____ The data

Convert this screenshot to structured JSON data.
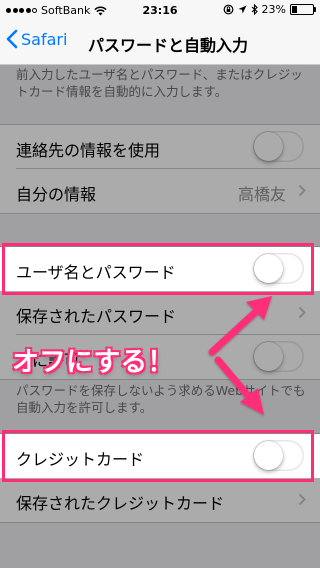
{
  "status": {
    "carrier": "SoftBank",
    "time": "23:16",
    "battery": "23%",
    "battery_level": 0.23
  },
  "nav": {
    "back_label": "Safari",
    "title": "パスワードと自動入力"
  },
  "top_note": "前入力したユーザ名とパスワード、またはクレジットカード情報を自動的に入力します。",
  "rows": {
    "contacts": {
      "label": "連絡先の情報を使用"
    },
    "my_info": {
      "label": "自分の情報",
      "value": "高橋友"
    },
    "names_passwords": {
      "label": "ユーザ名とパスワード"
    },
    "saved_passwords": {
      "label": "保存されたパスワード"
    },
    "always_allow": {
      "label": "常に許可"
    },
    "credit_cards": {
      "label": "クレジットカード"
    },
    "saved_cards": {
      "label": "保存されたクレジットカード"
    }
  },
  "mid_note": "パスワードを保存しないよう求めるWebサイトでも自動入力を許可します。",
  "callout": "オフにする！",
  "colors": {
    "accent": "#007aff",
    "highlight": "#ff2d78"
  }
}
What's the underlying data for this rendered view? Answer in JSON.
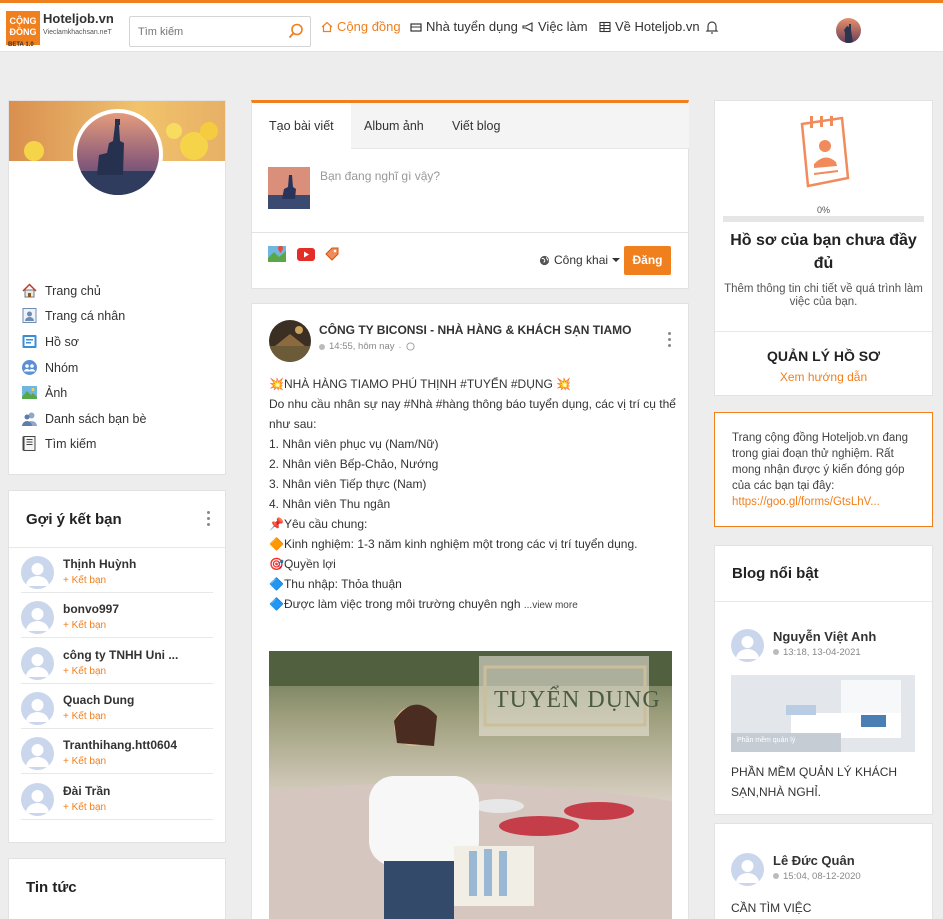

________

Written instruction
Print the whole listing above once more, word for word, without its pictures.

Output for this task
Convert this screenshot to structured JSON data.
{
  "status": {
    "carrier": "SoftBank",
    "time": "23:16",
    "battery": "23%",
    "battery_level": 0.23
  },
  "nav": {
    "back_label": "Safari",
    "title": "パスワードと自動入力"
  },
  "top_note": "前入力したユーザ名とパスワード、またはクレジットカード情報を自動的に入力します。",
  "rows": {
    "contacts": {
      "label": "連絡先の情報を使用"
    },
    "my_info": {
      "label": "自分の情報",
      "value": "高橋友"
    },
    "names_passwords": {
      "label": "ユーザ名とパスワード"
    },
    "saved_passwords": {
      "label": "保存されたパスワード"
    },
    "always_allow": {
      "label": "常に許可"
    },
    "credit_cards": {
      "label": "クレジットカード"
    },
    "saved_cards": {
      "label": "保存されたクレジットカード"
    }
  },
  "mid_note": "パスワードを保存しないよう求めるWebサイトでも自動入力を許可します。",
  "callout": "オフにする！",
  "colors": {
    "accent": "#007aff",
    "highlight": "#ff2d78"
  }
}
What's the underlying data for this rendered view? Answer in JSON.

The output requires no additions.